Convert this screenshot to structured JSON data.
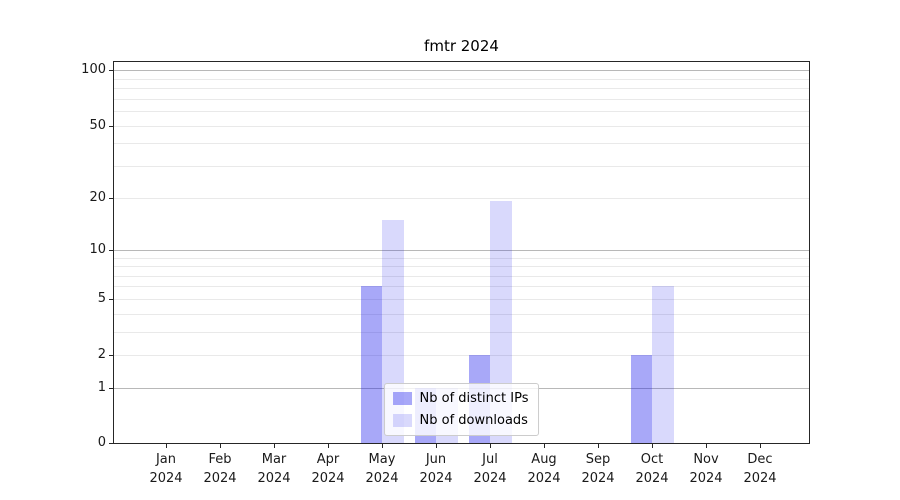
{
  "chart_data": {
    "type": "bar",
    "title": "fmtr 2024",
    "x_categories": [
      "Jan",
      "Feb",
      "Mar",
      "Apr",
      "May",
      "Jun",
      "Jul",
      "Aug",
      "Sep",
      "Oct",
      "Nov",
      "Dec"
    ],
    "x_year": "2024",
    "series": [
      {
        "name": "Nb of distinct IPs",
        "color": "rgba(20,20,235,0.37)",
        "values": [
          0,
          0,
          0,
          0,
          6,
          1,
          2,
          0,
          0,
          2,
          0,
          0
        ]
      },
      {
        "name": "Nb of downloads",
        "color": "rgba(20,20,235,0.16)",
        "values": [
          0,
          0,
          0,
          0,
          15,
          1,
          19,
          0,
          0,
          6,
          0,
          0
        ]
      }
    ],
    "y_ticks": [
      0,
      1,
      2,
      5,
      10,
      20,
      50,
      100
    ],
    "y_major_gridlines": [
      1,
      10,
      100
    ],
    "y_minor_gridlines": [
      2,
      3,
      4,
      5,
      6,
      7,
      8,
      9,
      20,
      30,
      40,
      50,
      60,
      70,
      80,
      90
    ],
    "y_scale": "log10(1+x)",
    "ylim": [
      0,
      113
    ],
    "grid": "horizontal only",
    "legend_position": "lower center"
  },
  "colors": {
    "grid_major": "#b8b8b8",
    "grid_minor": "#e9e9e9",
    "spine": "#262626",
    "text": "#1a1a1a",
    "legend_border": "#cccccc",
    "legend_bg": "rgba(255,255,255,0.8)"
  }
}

**Task prompt:** Excluding the pictures, reproduce every entry exactly as given.

**Final result:**
Convert this screenshot to structured JSON data.
{
  "chart_data": {
    "type": "bar",
    "title": "fmtr 2024",
    "x_categories": [
      "Jan",
      "Feb",
      "Mar",
      "Apr",
      "May",
      "Jun",
      "Jul",
      "Aug",
      "Sep",
      "Oct",
      "Nov",
      "Dec"
    ],
    "x_year": "2024",
    "series": [
      {
        "name": "Nb of distinct IPs",
        "color": "rgba(20,20,235,0.37)",
        "values": [
          0,
          0,
          0,
          0,
          6,
          1,
          2,
          0,
          0,
          2,
          0,
          0
        ]
      },
      {
        "name": "Nb of downloads",
        "color": "rgba(20,20,235,0.16)",
        "values": [
          0,
          0,
          0,
          0,
          15,
          1,
          19,
          0,
          0,
          6,
          0,
          0
        ]
      }
    ],
    "y_ticks": [
      0,
      1,
      2,
      5,
      10,
      20,
      50,
      100
    ],
    "y_major_gridlines": [
      1,
      10,
      100
    ],
    "y_minor_gridlines": [
      2,
      3,
      4,
      5,
      6,
      7,
      8,
      9,
      20,
      30,
      40,
      50,
      60,
      70,
      80,
      90
    ],
    "y_scale": "log10(1+x)",
    "ylim": [
      0,
      113
    ],
    "grid": "horizontal only",
    "legend_position": "lower center"
  },
  "colors": {
    "grid_major": "#b8b8b8",
    "grid_minor": "#e9e9e9",
    "spine": "#262626",
    "text": "#1a1a1a",
    "legend_border": "#cccccc",
    "legend_bg": "rgba(255,255,255,0.8)"
  }
}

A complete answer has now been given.